▸ WHAT TO DO:
Copy out each line of the material below that holds the string "this".

▸ Data listing:
..............................

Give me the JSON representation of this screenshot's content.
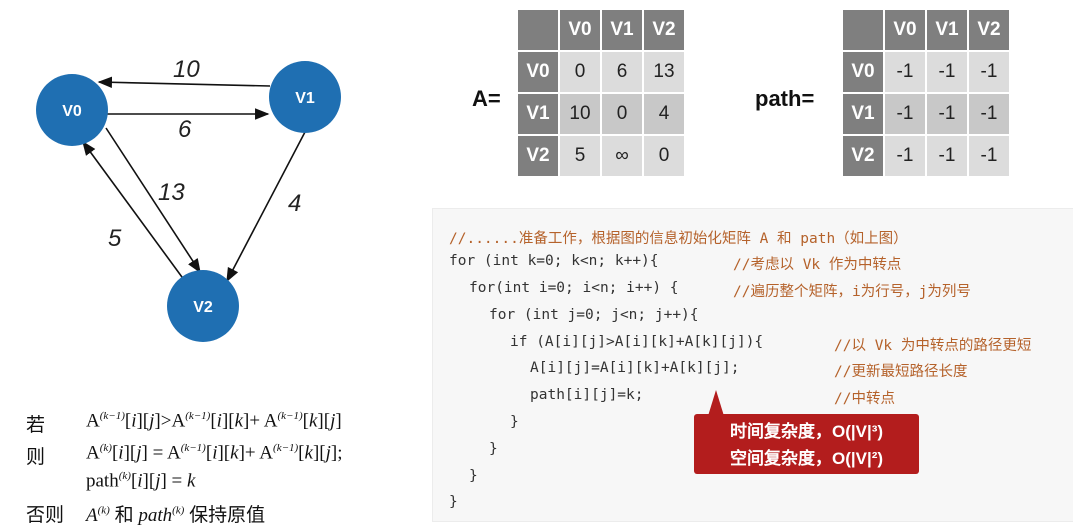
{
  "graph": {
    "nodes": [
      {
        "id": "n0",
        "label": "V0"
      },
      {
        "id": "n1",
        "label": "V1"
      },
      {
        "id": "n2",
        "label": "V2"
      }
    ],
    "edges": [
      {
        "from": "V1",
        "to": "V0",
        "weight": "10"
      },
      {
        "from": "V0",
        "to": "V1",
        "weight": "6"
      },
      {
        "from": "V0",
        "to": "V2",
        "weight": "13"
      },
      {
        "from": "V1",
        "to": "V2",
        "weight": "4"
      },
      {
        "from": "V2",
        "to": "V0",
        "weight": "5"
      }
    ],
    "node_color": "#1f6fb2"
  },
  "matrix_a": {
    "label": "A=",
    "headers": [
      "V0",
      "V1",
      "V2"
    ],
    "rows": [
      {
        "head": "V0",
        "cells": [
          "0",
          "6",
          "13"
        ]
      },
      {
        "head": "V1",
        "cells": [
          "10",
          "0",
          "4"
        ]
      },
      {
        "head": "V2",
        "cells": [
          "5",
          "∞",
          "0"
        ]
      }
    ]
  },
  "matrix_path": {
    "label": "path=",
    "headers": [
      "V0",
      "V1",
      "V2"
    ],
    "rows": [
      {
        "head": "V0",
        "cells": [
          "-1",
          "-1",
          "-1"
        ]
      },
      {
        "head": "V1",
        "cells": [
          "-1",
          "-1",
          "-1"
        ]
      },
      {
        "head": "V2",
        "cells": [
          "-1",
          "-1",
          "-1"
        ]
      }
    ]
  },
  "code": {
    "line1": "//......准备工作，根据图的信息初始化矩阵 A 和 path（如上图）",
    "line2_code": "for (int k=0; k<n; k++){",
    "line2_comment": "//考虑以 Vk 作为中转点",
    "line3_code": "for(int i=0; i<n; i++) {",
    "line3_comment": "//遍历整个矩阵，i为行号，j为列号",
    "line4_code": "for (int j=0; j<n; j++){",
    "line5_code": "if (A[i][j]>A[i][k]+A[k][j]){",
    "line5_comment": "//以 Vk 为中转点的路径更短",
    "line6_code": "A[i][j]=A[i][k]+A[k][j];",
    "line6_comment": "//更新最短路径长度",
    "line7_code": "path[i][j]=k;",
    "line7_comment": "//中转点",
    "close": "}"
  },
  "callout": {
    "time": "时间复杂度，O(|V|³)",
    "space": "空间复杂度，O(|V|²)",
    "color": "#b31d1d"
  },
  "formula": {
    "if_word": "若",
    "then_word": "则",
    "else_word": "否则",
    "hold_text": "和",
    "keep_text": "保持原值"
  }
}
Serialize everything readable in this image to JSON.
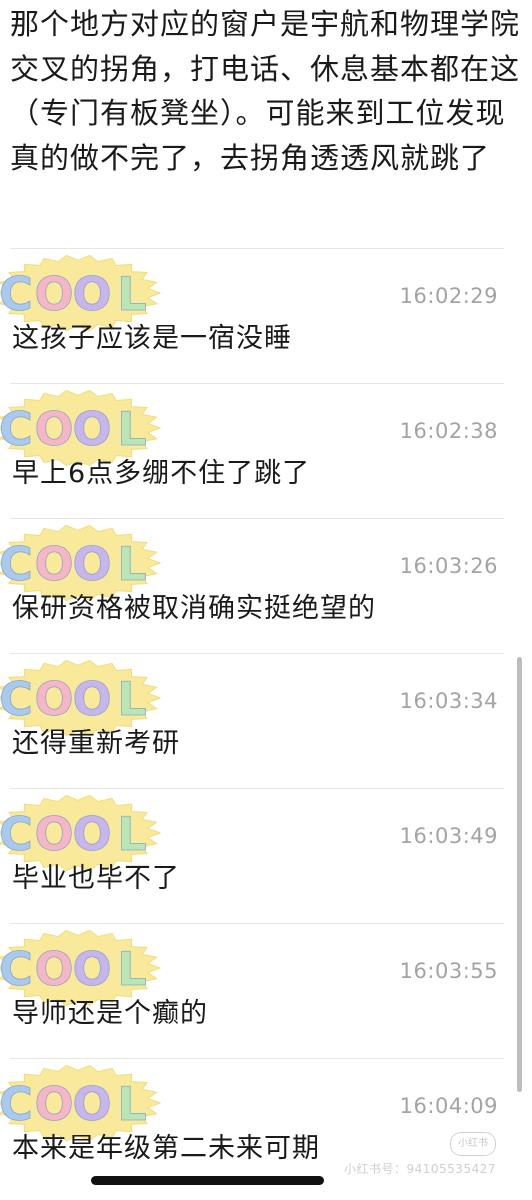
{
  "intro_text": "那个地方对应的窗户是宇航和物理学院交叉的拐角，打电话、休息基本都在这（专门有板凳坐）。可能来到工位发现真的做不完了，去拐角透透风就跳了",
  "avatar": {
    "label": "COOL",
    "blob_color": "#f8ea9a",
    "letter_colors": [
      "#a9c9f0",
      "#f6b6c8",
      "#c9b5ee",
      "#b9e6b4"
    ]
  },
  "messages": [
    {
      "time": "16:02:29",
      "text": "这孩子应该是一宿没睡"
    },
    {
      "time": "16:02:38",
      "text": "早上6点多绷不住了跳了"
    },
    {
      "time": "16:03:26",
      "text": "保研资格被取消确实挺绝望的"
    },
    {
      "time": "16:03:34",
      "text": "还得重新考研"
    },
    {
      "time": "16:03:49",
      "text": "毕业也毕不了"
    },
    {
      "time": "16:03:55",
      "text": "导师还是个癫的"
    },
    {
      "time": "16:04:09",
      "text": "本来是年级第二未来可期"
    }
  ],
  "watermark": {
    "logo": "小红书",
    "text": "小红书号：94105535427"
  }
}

..............................

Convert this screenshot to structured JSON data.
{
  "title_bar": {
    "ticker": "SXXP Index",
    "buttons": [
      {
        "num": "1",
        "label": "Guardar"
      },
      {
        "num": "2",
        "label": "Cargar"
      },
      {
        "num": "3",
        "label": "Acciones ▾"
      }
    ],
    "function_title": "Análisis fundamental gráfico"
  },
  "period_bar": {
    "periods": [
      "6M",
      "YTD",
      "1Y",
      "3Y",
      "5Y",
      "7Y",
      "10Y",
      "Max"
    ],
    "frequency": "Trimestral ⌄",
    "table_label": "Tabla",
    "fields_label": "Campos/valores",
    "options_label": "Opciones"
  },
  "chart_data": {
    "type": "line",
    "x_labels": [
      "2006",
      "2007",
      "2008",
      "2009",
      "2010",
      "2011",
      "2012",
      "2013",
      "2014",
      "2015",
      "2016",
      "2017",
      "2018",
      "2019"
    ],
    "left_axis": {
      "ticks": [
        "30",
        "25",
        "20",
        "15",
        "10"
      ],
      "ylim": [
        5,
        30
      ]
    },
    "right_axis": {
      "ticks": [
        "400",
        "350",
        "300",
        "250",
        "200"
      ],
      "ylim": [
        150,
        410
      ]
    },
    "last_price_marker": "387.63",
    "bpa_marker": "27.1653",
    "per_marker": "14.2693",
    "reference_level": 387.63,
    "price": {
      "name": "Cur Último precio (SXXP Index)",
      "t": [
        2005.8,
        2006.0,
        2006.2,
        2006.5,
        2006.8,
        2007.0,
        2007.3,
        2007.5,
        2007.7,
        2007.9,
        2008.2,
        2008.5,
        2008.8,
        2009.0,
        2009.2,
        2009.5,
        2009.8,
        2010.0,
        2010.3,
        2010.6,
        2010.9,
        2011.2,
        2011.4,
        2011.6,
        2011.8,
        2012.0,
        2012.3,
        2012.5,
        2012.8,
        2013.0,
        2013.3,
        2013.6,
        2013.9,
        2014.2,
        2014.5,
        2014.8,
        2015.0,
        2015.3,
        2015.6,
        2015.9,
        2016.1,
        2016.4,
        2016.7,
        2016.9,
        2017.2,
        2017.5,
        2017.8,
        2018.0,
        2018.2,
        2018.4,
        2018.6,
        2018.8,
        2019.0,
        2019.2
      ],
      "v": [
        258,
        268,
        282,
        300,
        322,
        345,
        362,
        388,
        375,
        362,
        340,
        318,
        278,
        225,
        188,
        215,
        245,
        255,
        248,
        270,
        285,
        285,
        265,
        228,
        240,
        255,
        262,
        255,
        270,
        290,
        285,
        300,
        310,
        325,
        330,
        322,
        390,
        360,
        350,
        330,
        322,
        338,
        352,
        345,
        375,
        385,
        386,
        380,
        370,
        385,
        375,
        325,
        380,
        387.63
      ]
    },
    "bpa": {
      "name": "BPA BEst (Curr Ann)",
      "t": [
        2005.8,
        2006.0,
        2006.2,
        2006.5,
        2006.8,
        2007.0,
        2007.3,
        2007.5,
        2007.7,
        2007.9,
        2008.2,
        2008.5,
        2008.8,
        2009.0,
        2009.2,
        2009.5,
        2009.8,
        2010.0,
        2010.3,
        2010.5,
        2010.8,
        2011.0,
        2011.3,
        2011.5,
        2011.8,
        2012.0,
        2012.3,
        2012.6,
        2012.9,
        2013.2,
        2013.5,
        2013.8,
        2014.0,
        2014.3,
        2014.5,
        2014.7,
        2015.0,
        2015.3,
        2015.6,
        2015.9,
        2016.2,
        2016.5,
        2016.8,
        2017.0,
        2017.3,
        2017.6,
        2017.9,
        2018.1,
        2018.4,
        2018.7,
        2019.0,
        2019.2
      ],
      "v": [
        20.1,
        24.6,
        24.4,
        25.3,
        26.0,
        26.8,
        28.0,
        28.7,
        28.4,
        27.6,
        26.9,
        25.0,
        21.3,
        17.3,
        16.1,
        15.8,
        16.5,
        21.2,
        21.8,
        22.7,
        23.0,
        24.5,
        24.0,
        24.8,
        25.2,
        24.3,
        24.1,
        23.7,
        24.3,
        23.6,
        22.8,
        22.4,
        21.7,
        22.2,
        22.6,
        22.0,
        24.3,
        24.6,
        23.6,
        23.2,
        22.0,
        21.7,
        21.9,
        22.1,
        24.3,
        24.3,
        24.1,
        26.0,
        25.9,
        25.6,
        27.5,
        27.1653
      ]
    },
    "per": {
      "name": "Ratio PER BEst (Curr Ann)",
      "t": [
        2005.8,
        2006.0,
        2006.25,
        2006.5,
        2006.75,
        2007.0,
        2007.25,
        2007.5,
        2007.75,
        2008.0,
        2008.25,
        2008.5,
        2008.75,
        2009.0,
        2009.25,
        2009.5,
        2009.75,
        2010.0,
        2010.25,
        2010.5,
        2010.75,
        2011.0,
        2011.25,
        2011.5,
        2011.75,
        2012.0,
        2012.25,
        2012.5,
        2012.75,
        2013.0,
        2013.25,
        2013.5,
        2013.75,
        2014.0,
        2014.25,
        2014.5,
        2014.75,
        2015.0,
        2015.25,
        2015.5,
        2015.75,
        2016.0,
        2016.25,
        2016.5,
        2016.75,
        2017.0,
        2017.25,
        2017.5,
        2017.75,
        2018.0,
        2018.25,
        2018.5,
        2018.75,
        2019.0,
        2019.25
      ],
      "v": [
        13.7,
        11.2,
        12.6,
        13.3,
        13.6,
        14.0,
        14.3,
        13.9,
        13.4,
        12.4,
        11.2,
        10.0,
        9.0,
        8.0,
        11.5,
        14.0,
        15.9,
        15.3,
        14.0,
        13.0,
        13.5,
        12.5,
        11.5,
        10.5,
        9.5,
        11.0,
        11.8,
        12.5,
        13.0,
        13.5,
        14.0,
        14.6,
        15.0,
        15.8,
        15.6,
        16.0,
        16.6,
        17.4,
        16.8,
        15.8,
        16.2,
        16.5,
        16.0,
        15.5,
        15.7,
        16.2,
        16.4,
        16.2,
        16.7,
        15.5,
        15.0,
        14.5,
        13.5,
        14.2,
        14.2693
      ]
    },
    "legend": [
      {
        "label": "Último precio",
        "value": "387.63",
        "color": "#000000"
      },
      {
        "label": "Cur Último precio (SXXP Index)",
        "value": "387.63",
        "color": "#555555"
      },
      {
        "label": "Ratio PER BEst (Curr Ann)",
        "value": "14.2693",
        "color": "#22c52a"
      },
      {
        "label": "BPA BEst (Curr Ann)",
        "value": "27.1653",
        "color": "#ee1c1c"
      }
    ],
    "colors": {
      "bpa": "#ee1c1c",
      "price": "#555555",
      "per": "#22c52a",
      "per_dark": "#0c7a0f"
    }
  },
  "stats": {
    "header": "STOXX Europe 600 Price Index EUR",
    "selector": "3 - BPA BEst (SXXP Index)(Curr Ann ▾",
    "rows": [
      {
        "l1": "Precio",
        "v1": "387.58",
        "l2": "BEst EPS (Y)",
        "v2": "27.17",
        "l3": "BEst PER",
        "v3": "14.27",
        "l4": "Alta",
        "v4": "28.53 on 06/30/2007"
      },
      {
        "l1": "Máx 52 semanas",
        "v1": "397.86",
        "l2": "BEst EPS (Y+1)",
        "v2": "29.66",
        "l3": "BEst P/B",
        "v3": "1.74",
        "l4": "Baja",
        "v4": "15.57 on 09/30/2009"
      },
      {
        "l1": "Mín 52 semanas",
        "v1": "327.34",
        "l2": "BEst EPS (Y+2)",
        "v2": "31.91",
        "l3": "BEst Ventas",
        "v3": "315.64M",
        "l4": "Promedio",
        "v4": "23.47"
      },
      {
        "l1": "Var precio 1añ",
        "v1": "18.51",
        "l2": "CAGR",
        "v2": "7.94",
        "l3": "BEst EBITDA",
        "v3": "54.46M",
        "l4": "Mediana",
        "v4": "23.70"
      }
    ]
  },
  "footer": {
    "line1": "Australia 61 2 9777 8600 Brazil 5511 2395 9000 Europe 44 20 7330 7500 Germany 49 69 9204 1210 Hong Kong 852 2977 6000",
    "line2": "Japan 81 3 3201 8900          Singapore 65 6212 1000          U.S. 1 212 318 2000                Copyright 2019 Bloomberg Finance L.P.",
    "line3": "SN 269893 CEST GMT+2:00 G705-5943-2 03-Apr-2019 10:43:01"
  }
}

..............................

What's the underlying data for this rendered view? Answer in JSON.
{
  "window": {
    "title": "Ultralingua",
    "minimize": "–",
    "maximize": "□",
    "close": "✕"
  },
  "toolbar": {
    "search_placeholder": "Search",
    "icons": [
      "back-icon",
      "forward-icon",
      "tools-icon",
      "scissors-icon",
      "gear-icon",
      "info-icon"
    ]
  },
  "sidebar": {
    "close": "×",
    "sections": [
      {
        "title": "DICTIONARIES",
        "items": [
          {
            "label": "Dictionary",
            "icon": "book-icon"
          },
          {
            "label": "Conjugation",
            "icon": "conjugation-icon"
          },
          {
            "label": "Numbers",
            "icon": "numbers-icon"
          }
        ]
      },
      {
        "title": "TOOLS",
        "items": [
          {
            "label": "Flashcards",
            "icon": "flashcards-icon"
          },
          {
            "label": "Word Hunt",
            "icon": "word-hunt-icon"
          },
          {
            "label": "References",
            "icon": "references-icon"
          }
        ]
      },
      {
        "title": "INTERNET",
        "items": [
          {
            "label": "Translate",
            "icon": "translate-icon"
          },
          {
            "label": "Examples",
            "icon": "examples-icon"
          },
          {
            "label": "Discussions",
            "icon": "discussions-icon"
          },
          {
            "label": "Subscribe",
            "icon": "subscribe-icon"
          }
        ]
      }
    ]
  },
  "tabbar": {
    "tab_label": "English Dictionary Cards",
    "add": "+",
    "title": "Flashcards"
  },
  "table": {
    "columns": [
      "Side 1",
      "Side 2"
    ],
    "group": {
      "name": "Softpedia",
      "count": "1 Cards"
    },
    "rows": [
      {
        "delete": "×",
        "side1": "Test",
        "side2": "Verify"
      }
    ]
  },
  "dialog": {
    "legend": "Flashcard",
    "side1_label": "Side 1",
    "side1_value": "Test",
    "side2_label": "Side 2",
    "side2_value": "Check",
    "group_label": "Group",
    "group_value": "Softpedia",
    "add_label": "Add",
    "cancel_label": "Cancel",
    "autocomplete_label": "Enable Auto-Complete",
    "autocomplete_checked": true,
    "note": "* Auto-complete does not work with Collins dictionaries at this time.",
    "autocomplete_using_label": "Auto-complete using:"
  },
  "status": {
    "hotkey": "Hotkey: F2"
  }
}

..............................

▸ ANSWER TO THE TASK:
Give me the JSON representation of this screenshot's content.
Serialize everything readable in this image to JSON.
Convert this screenshot to structured JSON data.
What's the underlying data for this rendered view? Answer in JSON.
    "note": "* Auto-complete does not work with Collins dictionaries at this time.",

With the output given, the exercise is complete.